Start Available data

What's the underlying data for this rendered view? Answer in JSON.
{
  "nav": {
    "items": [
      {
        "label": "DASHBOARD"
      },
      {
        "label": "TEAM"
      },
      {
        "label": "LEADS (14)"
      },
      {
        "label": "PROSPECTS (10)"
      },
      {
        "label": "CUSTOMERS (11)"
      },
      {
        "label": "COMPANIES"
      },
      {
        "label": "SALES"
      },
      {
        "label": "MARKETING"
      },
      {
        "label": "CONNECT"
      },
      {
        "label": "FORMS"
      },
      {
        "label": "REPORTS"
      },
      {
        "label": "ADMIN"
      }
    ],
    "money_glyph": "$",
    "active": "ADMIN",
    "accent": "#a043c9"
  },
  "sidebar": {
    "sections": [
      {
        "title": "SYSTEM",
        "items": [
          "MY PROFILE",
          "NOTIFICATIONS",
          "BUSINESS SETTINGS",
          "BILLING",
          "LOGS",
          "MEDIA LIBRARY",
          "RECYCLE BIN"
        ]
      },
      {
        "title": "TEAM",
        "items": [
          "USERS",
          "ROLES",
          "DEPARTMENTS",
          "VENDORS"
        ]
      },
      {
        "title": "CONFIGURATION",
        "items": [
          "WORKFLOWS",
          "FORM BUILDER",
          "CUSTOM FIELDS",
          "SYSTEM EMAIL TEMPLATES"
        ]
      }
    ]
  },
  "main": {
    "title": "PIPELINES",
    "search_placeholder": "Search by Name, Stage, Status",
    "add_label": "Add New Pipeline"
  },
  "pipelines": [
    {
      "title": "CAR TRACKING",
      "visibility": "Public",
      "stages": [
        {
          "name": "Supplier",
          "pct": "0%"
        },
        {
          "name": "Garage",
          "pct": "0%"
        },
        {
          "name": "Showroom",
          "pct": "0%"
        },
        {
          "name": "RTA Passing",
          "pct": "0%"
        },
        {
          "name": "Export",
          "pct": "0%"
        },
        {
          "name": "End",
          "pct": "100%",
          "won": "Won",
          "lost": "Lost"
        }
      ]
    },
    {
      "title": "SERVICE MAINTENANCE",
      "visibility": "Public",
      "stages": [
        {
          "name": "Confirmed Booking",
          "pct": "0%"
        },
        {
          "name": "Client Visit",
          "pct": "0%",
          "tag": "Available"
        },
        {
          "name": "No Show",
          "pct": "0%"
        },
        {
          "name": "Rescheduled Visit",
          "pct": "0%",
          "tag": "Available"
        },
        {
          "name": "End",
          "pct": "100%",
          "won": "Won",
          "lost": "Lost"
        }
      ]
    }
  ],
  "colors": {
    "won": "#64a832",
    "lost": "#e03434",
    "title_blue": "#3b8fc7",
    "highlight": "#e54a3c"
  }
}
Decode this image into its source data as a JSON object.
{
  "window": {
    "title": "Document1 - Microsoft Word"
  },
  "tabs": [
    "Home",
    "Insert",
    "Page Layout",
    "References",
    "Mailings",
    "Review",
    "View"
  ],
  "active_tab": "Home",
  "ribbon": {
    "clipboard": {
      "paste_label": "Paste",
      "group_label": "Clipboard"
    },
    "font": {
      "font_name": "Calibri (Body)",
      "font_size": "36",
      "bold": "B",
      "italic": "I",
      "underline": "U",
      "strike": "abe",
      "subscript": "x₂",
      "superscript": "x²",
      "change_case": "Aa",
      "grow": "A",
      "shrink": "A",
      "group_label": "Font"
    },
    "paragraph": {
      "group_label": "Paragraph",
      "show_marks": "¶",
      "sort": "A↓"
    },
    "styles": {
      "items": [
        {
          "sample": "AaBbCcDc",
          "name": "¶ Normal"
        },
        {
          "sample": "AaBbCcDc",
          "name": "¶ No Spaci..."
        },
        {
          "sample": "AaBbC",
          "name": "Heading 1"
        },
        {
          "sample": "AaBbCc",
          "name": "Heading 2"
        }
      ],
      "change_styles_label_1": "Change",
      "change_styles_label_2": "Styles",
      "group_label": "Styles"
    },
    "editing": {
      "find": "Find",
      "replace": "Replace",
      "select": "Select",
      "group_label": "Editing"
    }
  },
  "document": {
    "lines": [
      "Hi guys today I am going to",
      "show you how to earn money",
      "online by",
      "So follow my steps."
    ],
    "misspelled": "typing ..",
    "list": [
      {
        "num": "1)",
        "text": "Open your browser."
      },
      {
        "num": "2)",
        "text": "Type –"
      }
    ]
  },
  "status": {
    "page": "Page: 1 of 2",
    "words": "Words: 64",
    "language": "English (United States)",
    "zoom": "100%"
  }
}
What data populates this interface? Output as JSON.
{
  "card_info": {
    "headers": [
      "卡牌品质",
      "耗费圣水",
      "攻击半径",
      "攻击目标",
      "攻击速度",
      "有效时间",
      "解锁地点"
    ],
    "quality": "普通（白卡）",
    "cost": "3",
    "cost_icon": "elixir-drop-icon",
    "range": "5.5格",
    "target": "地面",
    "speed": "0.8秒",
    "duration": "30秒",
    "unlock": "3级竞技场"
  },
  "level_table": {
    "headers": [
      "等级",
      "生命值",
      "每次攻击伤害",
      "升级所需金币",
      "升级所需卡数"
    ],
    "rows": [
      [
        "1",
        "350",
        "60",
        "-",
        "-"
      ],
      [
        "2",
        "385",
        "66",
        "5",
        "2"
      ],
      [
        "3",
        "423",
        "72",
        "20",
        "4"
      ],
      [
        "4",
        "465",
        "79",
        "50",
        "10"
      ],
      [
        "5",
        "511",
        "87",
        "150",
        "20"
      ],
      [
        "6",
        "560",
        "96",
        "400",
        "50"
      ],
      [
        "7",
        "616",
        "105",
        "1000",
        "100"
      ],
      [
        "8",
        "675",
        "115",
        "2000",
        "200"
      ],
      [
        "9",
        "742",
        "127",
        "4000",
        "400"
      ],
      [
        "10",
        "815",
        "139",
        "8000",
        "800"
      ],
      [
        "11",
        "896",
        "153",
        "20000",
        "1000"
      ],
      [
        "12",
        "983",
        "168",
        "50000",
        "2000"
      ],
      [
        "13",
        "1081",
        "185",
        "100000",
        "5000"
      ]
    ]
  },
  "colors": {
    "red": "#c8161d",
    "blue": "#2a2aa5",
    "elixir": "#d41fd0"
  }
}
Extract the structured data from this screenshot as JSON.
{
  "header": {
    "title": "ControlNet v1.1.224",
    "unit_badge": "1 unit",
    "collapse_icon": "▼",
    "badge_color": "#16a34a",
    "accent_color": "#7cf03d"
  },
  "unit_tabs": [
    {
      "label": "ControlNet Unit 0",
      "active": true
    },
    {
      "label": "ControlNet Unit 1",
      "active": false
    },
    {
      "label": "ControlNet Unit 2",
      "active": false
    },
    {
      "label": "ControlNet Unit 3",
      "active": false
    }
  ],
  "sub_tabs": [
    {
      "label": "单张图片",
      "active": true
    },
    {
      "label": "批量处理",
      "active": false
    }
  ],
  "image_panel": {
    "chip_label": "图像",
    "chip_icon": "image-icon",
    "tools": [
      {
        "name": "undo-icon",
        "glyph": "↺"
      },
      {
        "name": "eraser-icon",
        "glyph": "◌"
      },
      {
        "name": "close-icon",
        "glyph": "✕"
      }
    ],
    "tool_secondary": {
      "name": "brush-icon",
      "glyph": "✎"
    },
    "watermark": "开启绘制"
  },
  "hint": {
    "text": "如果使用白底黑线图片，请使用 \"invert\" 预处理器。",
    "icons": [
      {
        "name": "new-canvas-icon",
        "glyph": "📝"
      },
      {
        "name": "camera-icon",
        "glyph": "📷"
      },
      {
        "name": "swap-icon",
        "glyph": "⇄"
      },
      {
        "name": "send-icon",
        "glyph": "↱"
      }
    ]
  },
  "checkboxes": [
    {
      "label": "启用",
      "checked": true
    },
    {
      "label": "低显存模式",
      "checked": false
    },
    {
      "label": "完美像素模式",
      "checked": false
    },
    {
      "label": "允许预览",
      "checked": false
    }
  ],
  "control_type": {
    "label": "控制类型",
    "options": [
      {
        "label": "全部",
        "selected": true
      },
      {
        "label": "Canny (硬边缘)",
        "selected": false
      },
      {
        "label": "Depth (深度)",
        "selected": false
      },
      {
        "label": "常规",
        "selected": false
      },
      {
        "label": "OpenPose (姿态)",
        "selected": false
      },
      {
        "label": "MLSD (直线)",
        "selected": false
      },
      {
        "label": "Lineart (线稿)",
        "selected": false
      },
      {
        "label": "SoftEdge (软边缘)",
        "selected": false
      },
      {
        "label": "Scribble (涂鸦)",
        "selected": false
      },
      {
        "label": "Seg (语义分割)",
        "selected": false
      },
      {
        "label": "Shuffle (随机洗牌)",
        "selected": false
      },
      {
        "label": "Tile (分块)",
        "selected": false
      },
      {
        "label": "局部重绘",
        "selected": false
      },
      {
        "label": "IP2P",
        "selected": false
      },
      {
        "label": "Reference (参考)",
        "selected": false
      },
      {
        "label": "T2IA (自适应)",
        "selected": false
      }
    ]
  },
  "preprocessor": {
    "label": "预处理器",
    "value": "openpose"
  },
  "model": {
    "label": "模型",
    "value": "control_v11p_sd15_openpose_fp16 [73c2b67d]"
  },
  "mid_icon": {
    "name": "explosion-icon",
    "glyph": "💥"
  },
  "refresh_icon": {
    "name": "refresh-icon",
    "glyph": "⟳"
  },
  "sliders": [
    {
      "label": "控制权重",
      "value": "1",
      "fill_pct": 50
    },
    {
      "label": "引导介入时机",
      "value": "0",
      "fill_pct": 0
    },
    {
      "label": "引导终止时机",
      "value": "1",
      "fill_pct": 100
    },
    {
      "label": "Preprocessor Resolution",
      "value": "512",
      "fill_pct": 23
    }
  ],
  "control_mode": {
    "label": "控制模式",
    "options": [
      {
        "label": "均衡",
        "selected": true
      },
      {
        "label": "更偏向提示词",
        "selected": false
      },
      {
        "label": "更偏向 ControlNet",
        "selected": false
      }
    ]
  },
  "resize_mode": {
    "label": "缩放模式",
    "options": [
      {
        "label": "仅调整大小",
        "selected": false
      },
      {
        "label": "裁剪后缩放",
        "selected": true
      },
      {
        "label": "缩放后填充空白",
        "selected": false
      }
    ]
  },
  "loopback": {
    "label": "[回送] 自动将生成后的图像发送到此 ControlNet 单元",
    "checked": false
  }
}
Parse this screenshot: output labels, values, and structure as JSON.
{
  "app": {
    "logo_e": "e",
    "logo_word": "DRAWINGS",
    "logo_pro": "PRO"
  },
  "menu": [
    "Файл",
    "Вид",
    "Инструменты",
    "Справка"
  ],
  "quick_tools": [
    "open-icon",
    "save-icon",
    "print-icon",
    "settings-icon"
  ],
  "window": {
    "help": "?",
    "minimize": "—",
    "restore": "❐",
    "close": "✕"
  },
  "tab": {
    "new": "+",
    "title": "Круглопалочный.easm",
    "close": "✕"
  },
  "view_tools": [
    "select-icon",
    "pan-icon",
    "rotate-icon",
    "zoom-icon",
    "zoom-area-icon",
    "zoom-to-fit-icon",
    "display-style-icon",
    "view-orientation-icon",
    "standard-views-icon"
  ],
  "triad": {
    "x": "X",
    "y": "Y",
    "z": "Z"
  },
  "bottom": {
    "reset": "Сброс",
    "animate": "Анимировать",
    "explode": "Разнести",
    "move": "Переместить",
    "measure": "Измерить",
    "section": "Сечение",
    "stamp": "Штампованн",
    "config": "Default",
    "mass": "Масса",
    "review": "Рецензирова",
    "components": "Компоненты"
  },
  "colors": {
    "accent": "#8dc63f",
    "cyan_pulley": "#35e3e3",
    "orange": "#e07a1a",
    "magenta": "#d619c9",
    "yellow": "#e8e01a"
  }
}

End Available data

Task requirements: Find every line with "text" in the listing and state how many there are, nothing else.

Solution: 3